• [WHAT NEEDS TO BE DONE] Determine how many lines include the string "Kreditkort". Output that number only.

• [RAW RECORDS]
....................

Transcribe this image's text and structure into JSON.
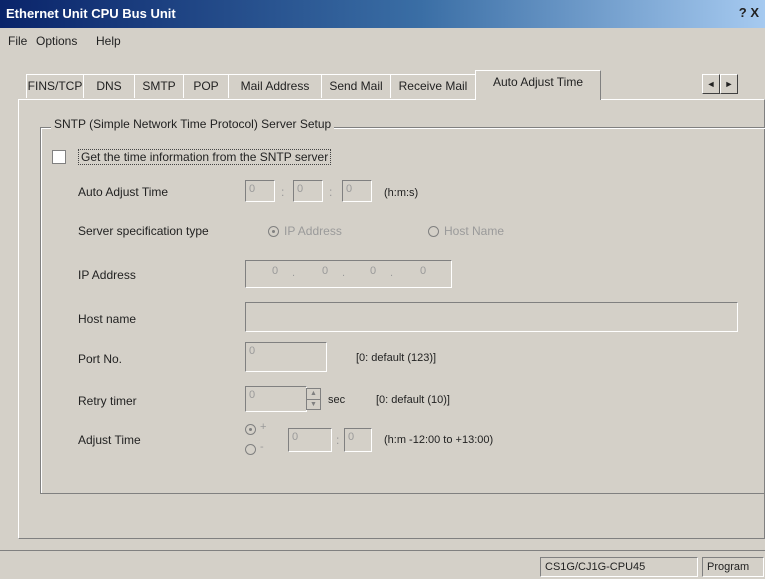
{
  "window": {
    "title": "Ethernet Unit CPU Bus Unit",
    "help": "?",
    "close": "X"
  },
  "menu": [
    "File",
    "Options",
    "Help"
  ],
  "tabs": [
    "FINS/TCP",
    "DNS",
    "SMTP",
    "POP",
    "Mail Address",
    "Send Mail",
    "Receive Mail",
    "Auto Adjust Time"
  ],
  "active_tab": "Auto Adjust Time",
  "tab_scroll": {
    "left": "◄",
    "right": "►"
  },
  "group": {
    "title": "SNTP (Simple Network Time Protocol) Server Setup",
    "checkbox_label": "Get the time information from the SNTP server",
    "checkbox_checked": false
  },
  "fields": {
    "auto_adjust_time": {
      "label": "Auto Adjust Time",
      "h": "0",
      "m": "0",
      "s": "0",
      "unit": "(h:m:s)",
      "sep": ":"
    },
    "server_spec": {
      "label": "Server specification type",
      "opt1": "IP Address",
      "opt2": "Host Name",
      "selected": "IP Address"
    },
    "ip_address": {
      "label": "IP Address",
      "o1": "0",
      "o2": "0",
      "o3": "0",
      "o4": "0",
      "dot": "."
    },
    "host_name": {
      "label": "Host name",
      "value": ""
    },
    "port": {
      "label": "Port No.",
      "value": "0",
      "note": "[0: default (123)]"
    },
    "retry": {
      "label": "Retry timer",
      "value": "0",
      "unit": "sec",
      "note": "[0: default (10)]"
    },
    "adjust_time": {
      "label": "Adjust Time",
      "plus": "+",
      "minus": "-",
      "h": "0",
      "m": "0",
      "note": "(h:m -12:00 to +13:00)"
    }
  },
  "status": {
    "model": "CS1G/CJ1G-CPU45",
    "mode": "Program"
  }
}
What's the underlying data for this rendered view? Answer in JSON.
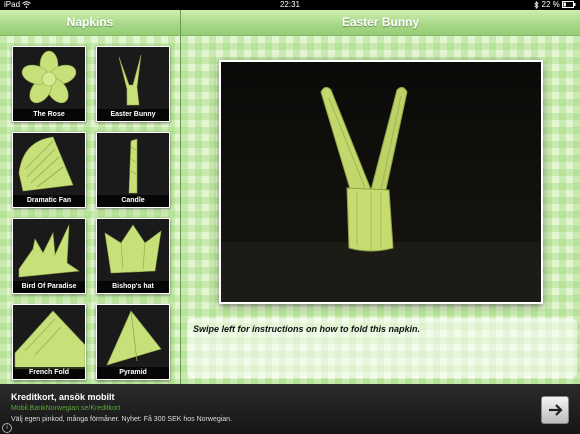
{
  "status_bar": {
    "device": "iPad",
    "wifi_icon": "wifi-icon",
    "time": "22:31",
    "battery_text": "22 %",
    "bluetooth_icon": "bluetooth-icon",
    "battery_icon": "battery-icon"
  },
  "sidebar": {
    "title": "Napkins",
    "items": [
      {
        "label": "The Rose"
      },
      {
        "label": "Easter Bunny"
      },
      {
        "label": "Dramatic Fan"
      },
      {
        "label": "Candle"
      },
      {
        "label": "Bird Of Paradise"
      },
      {
        "label": "Bishop's hat"
      },
      {
        "label": "French Fold"
      },
      {
        "label": "Pyramid"
      }
    ]
  },
  "detail": {
    "title": "Easter Bunny",
    "instruction": "Swipe left for instructions on how to fold this napkin."
  },
  "ad": {
    "title": "Kreditkort, ansök mobilt",
    "url": "Mobil.BankNorwegian.se/Kreditkort",
    "description": "Välj egen pinkod, många förmåner. Nyhet: Få 300 SEK hos Norwegian.",
    "info_icon": "info-icon",
    "button_icon": "arrow-right-icon"
  },
  "colors": {
    "napkin_green": "#c8e07a",
    "gingham_light": "#e4f5d2",
    "gingham_dark": "#a6d985",
    "navbar": "#a9d98a",
    "ad_link": "#5aa83b"
  }
}
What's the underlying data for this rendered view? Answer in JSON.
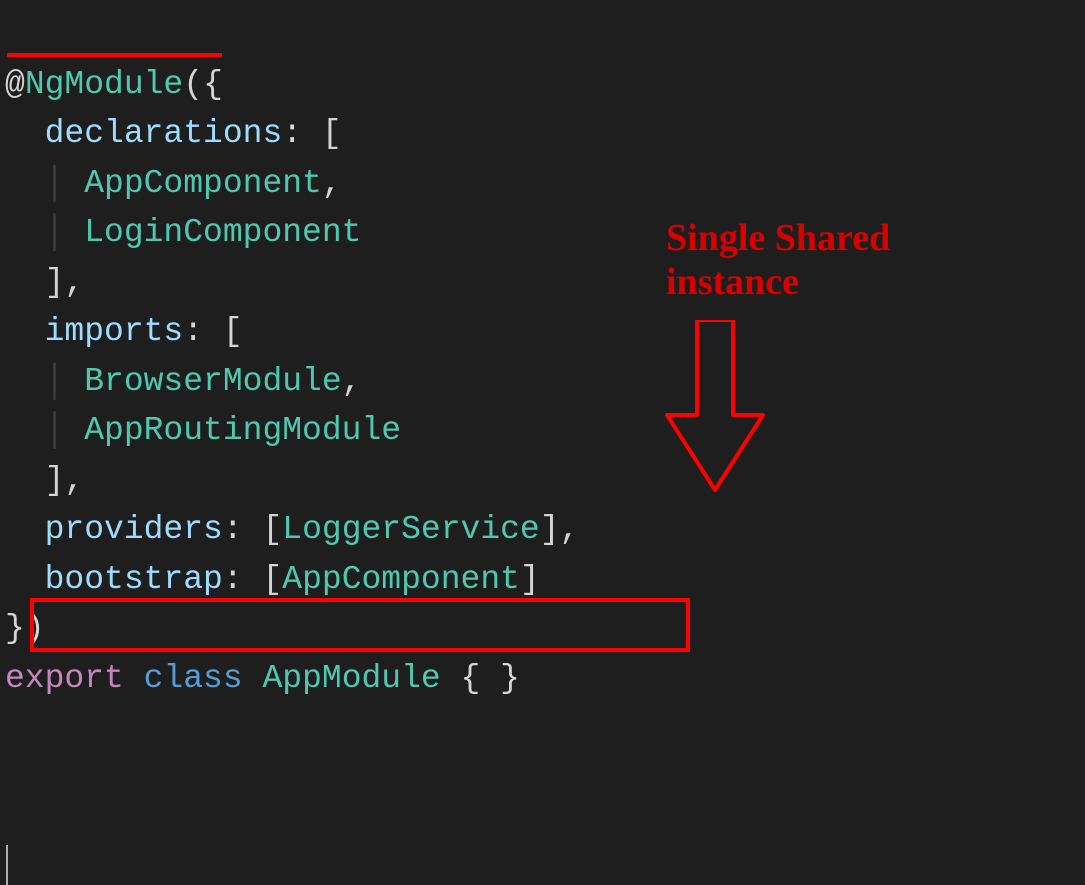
{
  "code": {
    "decorator": "NgModule",
    "at": "@",
    "properties": {
      "declarations": {
        "key": "declarations",
        "items": [
          "AppComponent",
          "LoginComponent"
        ]
      },
      "imports": {
        "key": "imports",
        "items": [
          "BrowserModule",
          "AppRoutingModule"
        ]
      },
      "providers": {
        "key": "providers",
        "items": [
          "LoggerService"
        ]
      },
      "bootstrap": {
        "key": "bootstrap",
        "items": [
          "AppComponent"
        ]
      }
    },
    "export_kw": "export",
    "class_kw": "class",
    "classname": "AppModule"
  },
  "annotation": {
    "line1": "Single Shared",
    "line2": "instance"
  }
}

....................

• [RESULT] 2